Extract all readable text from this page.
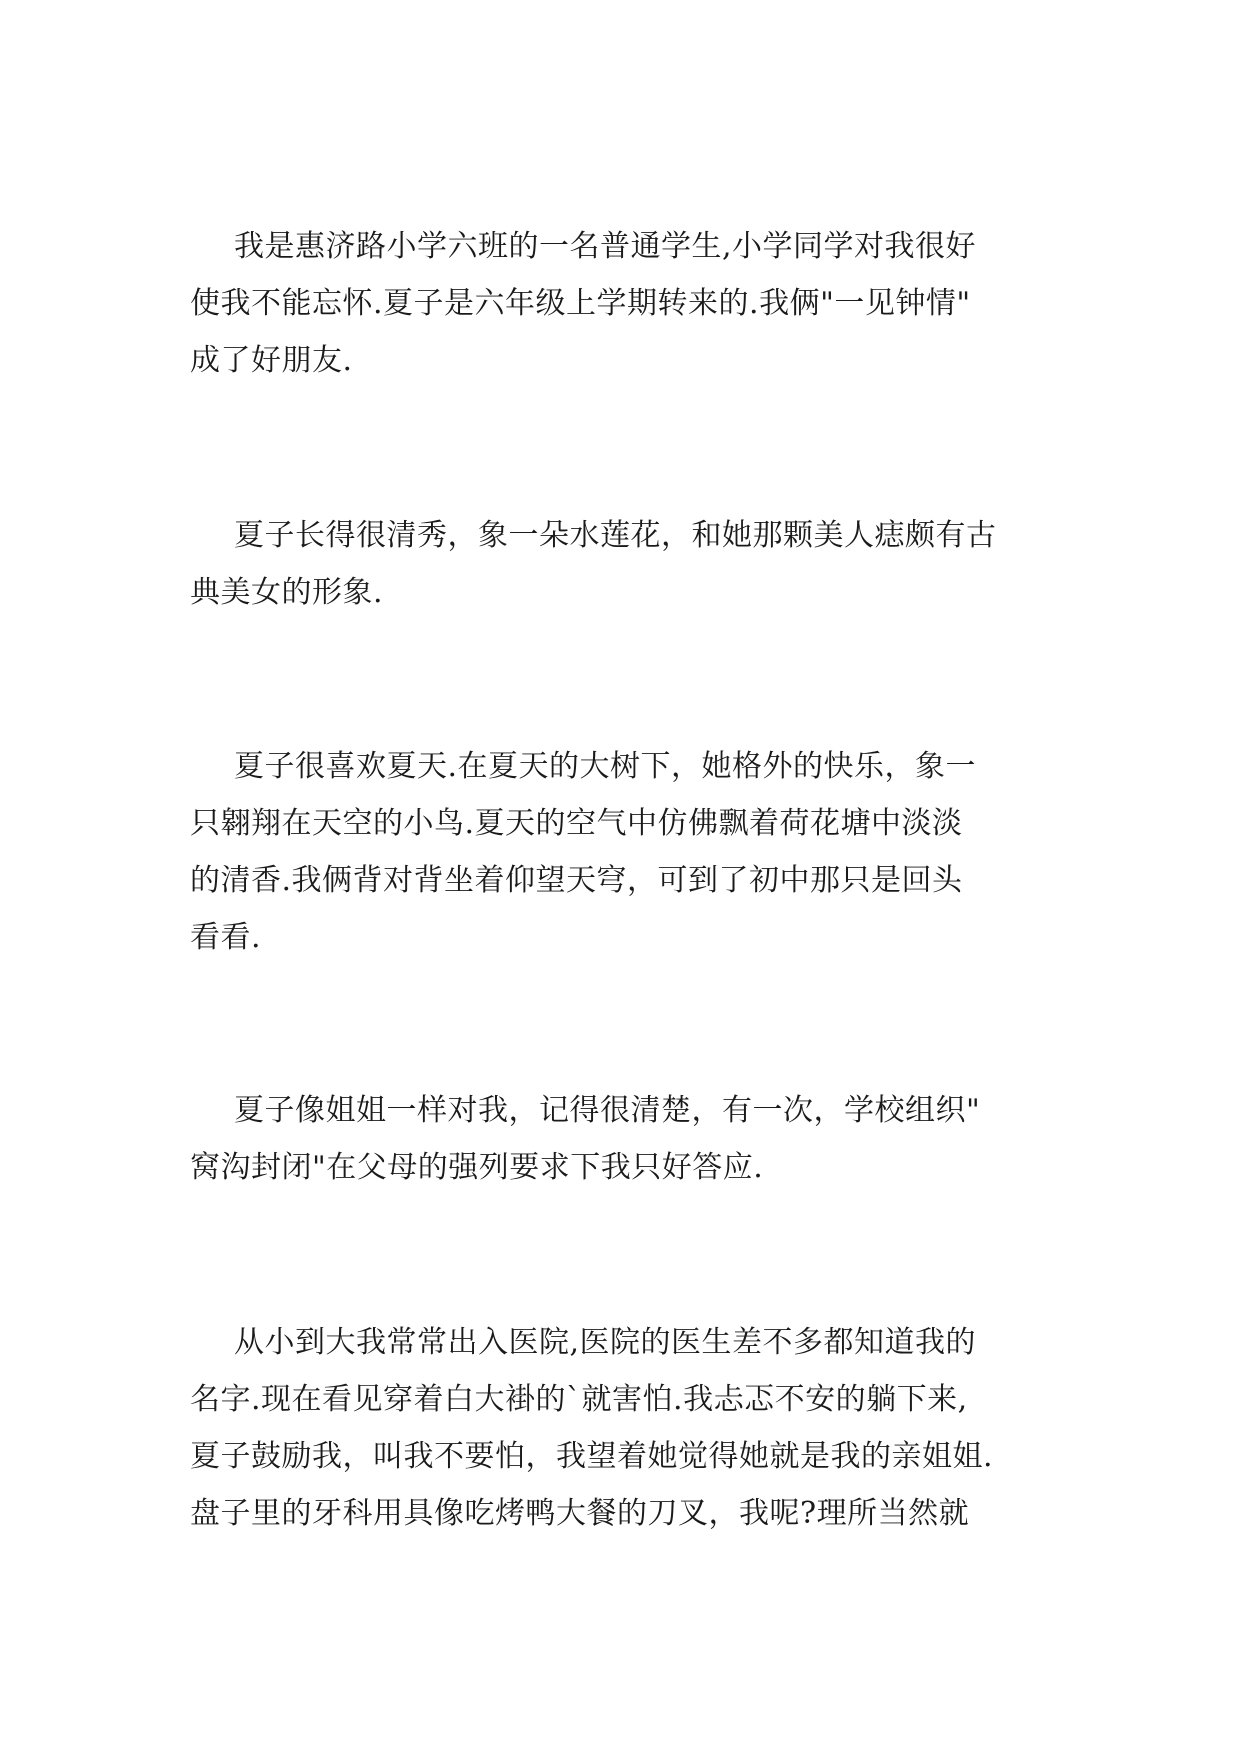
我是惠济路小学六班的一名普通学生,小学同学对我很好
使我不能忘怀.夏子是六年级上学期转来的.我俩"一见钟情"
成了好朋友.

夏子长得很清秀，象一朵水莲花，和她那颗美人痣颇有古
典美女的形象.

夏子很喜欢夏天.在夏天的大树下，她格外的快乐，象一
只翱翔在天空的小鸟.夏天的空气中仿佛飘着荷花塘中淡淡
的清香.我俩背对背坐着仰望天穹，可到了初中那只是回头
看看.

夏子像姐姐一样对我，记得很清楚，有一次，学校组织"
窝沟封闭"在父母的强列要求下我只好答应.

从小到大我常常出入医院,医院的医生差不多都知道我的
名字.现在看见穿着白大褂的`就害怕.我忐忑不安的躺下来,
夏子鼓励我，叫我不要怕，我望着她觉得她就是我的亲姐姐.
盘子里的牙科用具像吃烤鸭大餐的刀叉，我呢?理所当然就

**Exercise instructions**
Without the pictures, write out every entry precisely as it appears.

**Result**
Extract all readable text from this page.
我是惠济路小学六班的一名普通学生,小学同学对我很好
使我不能忘怀.夏子是六年级上学期转来的.我俩"一见钟情"
成了好朋友.

夏子长得很清秀，象一朵水莲花，和她那颗美人痣颇有古
典美女的形象.

夏子很喜欢夏天.在夏天的大树下，她格外的快乐，象一
只翱翔在天空的小鸟.夏天的空气中仿佛飘着荷花塘中淡淡
的清香.我俩背对背坐着仰望天穹，可到了初中那只是回头
看看.

夏子像姐姐一样对我，记得很清楚，有一次，学校组织"
窝沟封闭"在父母的强列要求下我只好答应.

从小到大我常常出入医院,医院的医生差不多都知道我的
名字.现在看见穿着白大褂的`就害怕.我忐忑不安的躺下来,
夏子鼓励我，叫我不要怕，我望着她觉得她就是我的亲姐姐.
盘子里的牙科用具像吃烤鸭大餐的刀叉，我呢?理所当然就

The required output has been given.